DOCUMENT:
-- Start --

Performance review of Council members.
10. Consider taking advice on how this should be done. (See Section 4 ).
Review of future workload.
11. Review future workload as a consequence of statutory reforms. (See section 5 ).
12. Consider requesting ASISA to do more to publicise Ombud schemes in general and OLTI in particular. (See Section 5).
The South African Consumer Union.
13. Consider more engagement with The South African Consumer Union. (See Section 5).
Human Resources Review.
14. Consider instructing Ms. Odendal of Mazars to do follow-up review. (See Section 5).
Review necessary resources to cater for increased workload.
15. Plan for increase in resources due to anticipated workload. (See Section 5).
1. This review confirms what I suspect has long been known to the now-defunct FSOS Council, the South African Treasury, INFO, the Long-term Insurance Industry and the public, namely that in OLTI, South Africa has one of the most reputable financial Ombud schemes in the world. Its near-total compliance with each and every element of the INFO Fundamental Principles bears testimony to the fact. As we approach a new dawn with the implementation of the 2017 Act, I can only envy the Chief Ombud, when appointed, and those who will sit on the Ombud Council. Hopefully they will soon appreciate what they have inherited.
2. I have already expressed my appreciation for the outstanding work done by the Ombudsman, Judge Ron McLaren and his able assistant, the Deputy Ombudsman, Ms. Jennifer Preiss. However, their contribution needs again to be acknowledged, as must be that of all staff members, currently working under extremely stressful circumstances.
3. In conclusion, I record my thanks to all the helpful individuals at OLTI who have assisted me in compiling this review, under difficult circumstances. I regret that circumstances have not enabled me to do the in-depth, face-to-face, on-the-spot investigations that I would normally have done. I wish all who contribute towards a just society, through their association with this initiative, well and thank them all for their invaluable contributions.
THE OMBUDSMAN FOR LONG-TERM INSURANCE
CONSTITUTION OF THE ASSOCIATION
1.1 The Office of the Ombudsman for Long-term Insurance was established on 1 January 1985.
1.2 The Mission of the Ombudsman is to mediate in disputes between the Subscribing members of the Industry and policyholders.
In doing so, the Ombudsman will seek to ensure that:
· he acts independently and objectively in advising on any complaint received (referred to as the complaint handling process) and takes no instructions from anybody regarding the exercise of his authority.
· The Subscribing Members of the industry act with fairness and with due regard to both the letter and spirit of the contract between the parties and render an efficient service to those with whom they contract;
· He keeps the scale in balance between the rights of the policyholders on the one hand and the rights of the Subscribing Members on the other; and
· Due weight is given to considerations of equity.
1.3 The rulings of the Ombudsman are binding on Subscribing Members. However, its rulings do not bind policyholders. Their right to institute legal proceedings in a court of law remains unaffected by any ruling made by the Ombudsman.
1.4 The Ombudsman reports to two bodies, the Council (as defined) and the Committee (as defined), on matters that are required to be dealt with by the Council and/or the Committee in the performance of their respective functions.
1.5 The purpose of the Council is to facilitate the provision by the Office of the Long-term Insurance Ombudsman of independent, equitable, speedy and cost-effective mediation between complaining policyholders and Subscribing members of the Industry.

-- End --

SET EXERCISE A: Reproduce the passage of the review starting at "Human Resources Review." and ending at "they have inherited.", substituting "the external auditors" for "Mazars".
The review has no connection to the records that follow it.

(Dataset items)

-- Start --

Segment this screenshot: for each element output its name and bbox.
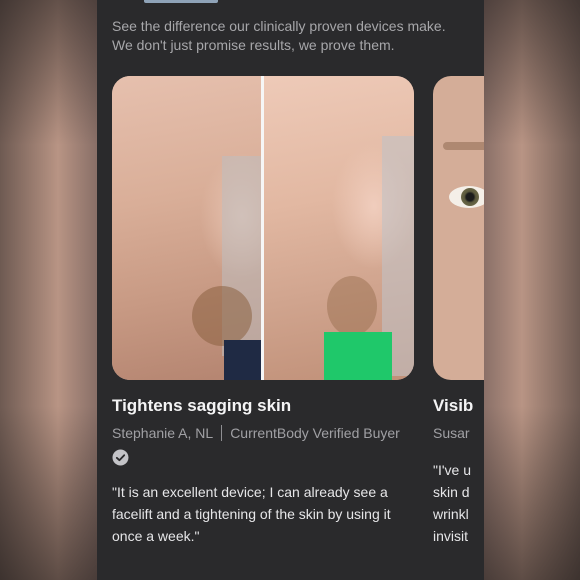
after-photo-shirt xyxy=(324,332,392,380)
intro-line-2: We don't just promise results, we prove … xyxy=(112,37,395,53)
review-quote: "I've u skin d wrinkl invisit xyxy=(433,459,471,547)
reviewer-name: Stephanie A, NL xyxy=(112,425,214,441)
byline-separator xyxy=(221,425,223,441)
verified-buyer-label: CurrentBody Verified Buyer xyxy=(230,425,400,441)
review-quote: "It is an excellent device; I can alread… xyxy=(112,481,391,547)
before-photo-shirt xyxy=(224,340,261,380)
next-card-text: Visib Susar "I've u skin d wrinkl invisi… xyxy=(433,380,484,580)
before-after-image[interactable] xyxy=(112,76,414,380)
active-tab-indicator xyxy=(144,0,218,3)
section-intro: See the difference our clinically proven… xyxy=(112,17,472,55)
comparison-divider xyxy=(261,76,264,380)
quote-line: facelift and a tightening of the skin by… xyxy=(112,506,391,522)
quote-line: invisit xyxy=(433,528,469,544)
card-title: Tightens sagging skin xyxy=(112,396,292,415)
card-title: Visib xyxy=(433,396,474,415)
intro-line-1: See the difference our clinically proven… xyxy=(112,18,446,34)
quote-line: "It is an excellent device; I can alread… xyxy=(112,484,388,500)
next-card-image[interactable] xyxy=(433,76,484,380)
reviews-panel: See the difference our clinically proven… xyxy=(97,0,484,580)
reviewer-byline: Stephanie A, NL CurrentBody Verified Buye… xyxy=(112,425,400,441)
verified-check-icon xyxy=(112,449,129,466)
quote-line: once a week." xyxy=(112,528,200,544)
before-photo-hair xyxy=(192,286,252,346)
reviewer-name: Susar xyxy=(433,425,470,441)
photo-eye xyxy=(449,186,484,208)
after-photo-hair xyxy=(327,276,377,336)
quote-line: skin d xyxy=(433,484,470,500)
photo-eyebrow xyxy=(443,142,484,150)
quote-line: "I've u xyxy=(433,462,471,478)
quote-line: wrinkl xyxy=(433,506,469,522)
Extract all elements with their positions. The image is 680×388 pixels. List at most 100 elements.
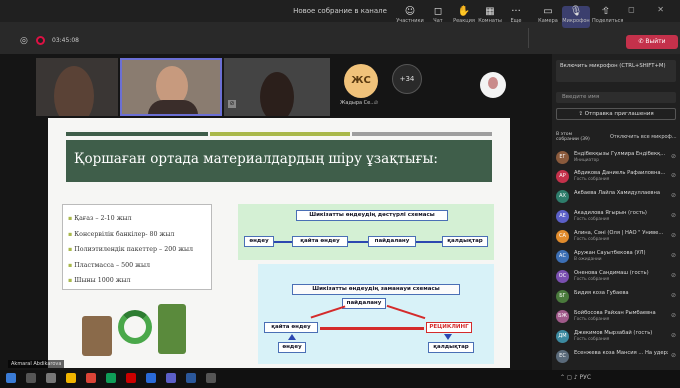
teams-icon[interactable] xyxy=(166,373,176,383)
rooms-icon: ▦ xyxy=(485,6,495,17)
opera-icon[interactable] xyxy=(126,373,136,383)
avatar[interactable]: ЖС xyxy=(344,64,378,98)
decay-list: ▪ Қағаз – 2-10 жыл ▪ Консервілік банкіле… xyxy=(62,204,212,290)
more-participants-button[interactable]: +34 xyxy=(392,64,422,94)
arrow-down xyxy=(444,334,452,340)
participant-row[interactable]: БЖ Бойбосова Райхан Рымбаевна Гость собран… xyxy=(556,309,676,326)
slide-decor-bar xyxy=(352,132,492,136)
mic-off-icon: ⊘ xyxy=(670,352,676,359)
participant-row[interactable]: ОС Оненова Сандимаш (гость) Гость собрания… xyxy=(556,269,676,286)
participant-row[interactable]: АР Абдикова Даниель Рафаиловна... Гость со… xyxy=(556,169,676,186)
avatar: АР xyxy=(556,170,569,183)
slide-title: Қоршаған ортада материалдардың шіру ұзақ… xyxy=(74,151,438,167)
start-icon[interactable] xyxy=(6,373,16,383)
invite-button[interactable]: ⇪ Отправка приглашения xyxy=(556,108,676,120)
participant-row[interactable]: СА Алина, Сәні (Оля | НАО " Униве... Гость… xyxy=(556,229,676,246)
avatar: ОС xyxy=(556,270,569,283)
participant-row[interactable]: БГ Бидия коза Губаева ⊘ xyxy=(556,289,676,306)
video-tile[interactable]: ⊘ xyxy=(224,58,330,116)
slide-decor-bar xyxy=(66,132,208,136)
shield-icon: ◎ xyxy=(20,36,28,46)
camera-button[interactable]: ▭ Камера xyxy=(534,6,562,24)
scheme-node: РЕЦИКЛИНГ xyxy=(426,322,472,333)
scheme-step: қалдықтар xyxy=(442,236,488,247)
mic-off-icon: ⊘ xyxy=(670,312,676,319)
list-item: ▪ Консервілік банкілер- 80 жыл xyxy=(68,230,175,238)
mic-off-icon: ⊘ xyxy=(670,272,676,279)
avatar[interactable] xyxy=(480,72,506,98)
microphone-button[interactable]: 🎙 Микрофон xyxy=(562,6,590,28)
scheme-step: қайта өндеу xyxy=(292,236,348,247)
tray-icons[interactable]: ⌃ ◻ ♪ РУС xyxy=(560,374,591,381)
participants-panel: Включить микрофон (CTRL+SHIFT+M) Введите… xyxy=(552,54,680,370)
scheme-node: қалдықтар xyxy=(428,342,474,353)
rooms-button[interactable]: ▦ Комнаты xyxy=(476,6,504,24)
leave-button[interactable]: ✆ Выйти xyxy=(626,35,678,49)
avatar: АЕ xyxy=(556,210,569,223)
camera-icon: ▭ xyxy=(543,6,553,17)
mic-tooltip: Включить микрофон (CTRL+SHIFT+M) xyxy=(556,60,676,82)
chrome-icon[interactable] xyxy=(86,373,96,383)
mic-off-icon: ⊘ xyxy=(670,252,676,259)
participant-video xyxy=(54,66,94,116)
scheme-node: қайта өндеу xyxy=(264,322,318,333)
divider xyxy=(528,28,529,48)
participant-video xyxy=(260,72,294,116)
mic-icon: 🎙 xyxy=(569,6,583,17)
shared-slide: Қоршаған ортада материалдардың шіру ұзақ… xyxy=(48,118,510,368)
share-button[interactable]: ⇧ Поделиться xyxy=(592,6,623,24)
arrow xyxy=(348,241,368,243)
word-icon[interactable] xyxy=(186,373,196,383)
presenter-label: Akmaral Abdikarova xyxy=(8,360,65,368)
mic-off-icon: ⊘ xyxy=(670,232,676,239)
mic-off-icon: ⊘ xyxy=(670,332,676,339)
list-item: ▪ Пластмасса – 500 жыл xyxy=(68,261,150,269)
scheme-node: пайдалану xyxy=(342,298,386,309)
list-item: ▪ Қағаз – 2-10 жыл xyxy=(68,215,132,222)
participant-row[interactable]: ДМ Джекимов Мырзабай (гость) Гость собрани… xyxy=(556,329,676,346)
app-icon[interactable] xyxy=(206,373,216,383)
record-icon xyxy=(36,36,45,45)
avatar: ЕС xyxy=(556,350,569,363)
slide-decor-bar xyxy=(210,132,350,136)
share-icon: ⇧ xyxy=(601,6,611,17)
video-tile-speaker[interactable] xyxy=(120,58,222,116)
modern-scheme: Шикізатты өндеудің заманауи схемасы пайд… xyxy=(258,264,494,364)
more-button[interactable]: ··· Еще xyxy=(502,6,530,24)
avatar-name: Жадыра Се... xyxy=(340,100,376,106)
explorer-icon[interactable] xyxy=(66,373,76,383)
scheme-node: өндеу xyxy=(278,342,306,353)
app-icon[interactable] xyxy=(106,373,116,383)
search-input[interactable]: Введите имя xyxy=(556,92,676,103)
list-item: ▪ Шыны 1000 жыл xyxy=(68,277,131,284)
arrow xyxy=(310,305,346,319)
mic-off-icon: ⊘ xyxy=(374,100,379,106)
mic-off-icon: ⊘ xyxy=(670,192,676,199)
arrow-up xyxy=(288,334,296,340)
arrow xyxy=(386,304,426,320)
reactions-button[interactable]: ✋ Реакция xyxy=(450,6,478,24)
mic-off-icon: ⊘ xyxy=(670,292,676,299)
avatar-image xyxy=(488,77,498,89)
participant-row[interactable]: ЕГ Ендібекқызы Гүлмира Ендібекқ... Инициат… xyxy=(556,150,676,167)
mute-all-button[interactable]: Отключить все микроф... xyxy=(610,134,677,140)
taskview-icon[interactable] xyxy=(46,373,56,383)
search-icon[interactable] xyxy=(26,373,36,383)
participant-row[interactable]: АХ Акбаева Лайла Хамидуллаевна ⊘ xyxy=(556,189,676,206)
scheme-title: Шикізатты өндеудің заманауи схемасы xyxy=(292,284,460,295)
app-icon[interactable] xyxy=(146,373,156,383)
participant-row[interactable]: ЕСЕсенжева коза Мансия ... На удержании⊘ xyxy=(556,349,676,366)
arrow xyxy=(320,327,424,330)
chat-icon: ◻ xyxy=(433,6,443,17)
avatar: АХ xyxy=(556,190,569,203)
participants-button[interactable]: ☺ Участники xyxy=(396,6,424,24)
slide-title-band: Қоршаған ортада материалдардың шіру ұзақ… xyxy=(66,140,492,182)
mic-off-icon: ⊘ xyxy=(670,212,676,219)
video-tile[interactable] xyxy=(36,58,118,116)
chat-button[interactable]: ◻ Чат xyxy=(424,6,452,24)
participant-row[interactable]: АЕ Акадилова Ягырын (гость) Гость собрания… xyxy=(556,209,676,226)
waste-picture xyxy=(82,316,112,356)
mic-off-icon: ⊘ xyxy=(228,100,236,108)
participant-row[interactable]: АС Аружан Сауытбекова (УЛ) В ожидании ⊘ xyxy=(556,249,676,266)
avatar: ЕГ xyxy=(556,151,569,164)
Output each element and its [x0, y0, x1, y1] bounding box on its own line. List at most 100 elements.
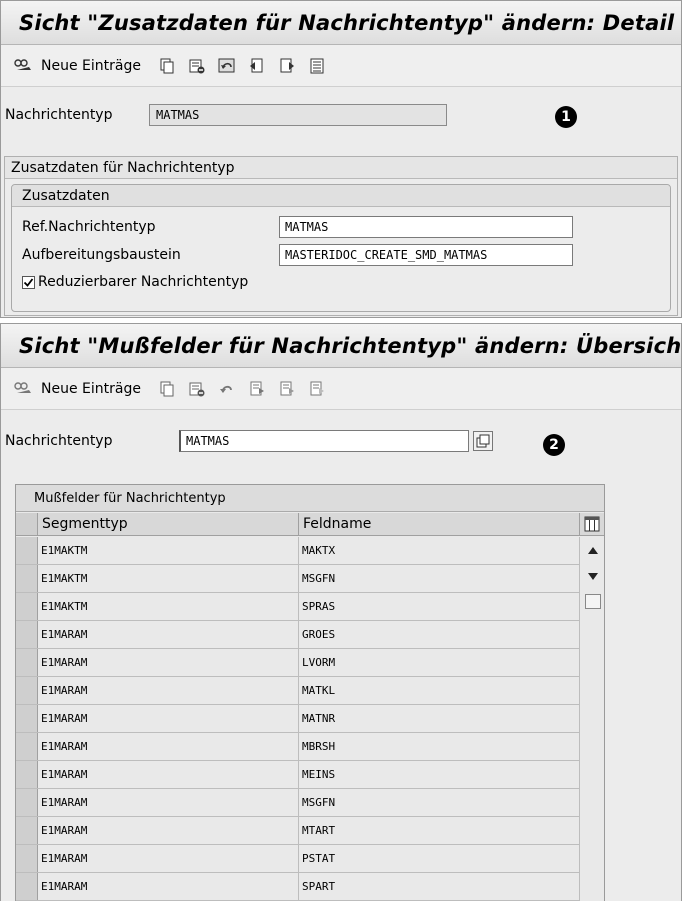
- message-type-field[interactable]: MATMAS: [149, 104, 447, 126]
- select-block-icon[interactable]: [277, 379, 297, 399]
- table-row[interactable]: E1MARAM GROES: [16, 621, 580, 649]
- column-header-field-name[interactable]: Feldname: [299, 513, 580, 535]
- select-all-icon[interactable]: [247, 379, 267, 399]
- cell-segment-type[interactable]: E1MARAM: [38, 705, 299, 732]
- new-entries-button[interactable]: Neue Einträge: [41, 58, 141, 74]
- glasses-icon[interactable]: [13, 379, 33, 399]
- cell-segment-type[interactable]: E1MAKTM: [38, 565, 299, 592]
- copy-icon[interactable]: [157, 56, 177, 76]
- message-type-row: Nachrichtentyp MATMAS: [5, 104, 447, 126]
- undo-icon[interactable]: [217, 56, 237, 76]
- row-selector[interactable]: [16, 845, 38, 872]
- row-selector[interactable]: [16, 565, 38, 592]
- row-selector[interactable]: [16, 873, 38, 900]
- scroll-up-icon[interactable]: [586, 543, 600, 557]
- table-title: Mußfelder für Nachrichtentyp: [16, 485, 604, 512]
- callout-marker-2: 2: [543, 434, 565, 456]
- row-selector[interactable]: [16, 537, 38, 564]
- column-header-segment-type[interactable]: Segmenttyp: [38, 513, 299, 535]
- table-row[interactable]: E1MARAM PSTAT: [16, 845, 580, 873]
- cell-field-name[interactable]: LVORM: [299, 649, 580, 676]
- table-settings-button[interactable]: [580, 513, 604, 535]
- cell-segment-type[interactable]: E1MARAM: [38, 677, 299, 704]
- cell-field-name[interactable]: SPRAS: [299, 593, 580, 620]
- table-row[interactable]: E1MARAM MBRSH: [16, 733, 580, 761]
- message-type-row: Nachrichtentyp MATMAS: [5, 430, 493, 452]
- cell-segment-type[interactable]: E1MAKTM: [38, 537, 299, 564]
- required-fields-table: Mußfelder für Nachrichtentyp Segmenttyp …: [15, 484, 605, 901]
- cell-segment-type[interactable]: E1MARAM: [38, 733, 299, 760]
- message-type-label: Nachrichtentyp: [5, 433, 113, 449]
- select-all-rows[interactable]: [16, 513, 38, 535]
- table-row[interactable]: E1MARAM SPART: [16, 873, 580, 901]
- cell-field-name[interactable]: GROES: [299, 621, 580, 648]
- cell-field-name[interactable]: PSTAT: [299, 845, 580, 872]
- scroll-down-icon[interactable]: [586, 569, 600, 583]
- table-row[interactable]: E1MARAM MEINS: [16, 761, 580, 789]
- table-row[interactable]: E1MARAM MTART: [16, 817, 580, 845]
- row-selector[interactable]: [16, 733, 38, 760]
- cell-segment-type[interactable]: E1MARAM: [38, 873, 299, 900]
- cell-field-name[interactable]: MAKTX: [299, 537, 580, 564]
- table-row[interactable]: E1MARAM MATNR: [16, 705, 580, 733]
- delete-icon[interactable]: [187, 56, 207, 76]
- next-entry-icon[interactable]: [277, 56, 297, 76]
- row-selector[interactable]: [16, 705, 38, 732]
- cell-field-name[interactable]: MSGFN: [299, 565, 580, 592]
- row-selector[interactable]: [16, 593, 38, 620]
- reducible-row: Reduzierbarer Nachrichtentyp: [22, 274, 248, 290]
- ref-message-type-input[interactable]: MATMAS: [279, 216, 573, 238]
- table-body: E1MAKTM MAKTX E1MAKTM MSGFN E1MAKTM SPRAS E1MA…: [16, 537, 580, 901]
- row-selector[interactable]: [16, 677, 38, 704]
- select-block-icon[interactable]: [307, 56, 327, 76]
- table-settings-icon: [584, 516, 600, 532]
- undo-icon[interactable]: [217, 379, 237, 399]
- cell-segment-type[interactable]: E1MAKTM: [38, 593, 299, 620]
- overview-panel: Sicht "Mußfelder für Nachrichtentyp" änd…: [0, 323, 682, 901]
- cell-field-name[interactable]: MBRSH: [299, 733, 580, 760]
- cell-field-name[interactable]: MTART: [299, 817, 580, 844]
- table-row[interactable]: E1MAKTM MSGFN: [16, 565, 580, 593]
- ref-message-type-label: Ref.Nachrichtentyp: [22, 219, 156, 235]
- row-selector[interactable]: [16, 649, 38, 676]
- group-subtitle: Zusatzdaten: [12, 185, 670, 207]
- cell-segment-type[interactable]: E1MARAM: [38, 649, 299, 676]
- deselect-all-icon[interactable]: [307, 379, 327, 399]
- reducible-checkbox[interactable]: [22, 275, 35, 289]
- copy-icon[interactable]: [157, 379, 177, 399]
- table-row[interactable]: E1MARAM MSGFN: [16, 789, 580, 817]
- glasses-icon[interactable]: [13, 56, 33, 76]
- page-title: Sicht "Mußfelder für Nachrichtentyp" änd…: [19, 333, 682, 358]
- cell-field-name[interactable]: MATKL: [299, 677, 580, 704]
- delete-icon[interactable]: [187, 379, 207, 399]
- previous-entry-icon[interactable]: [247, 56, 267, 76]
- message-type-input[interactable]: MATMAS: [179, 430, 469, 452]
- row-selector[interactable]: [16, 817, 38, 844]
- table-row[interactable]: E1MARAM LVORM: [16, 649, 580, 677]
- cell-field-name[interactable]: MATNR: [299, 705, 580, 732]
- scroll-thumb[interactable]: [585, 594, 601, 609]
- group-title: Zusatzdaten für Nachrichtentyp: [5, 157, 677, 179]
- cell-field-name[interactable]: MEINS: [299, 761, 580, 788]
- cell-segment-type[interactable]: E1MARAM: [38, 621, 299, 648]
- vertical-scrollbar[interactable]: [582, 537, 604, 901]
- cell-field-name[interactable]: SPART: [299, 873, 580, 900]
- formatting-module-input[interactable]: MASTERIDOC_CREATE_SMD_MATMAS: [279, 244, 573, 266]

-- End --

SET EXERCISE B: Output the lines of the records starting at the line that contains "after-photo-shirt xyxy=(324,332,392,380)" and ending at the line that contains "byline-separator xyxy=(221,425,223,441)", with both of those lines included.

TASK SOLUTION A:
Human Resources Review.
14. Consider instructing Ms. Odendal of the external auditors to do follow-up review. (See Section 5).
Review necessary resources to cater for increased workload.
15. Plan for increase in resources due to anticipated workload. (See Section 5).
1. This review confirms what I suspect has long been known to the now-defunct FSOS Council, the South African Treasury, INFO, the Long-term Insurance Industry and the public, namely that in OLTI, South Africa has one of the most reputable financial Ombud schemes in the world. Its near-total compliance with each and every element of the INFO Fundamental Principles bears testimony to the fact. As we approach a new dawn with the implementation of the 2017 Act, I can only envy the Chief Ombud, when appointed, and those who will sit on the Ombud Council. Hopefully they will soon appreciate what they have inherited.

TASK SOLUTION B:
after-photo-shirt xyxy=(324,332,392,380)
intro-line-2: We don't just promise results, we prove … xyxy=(112,37,395,53)
review-quote: "I've u skin d wrinkl invisit xyxy=(433,459,471,547)
reviewer-name: Stephanie A, NL xyxy=(112,425,214,441)
byline-separator xyxy=(221,425,223,441)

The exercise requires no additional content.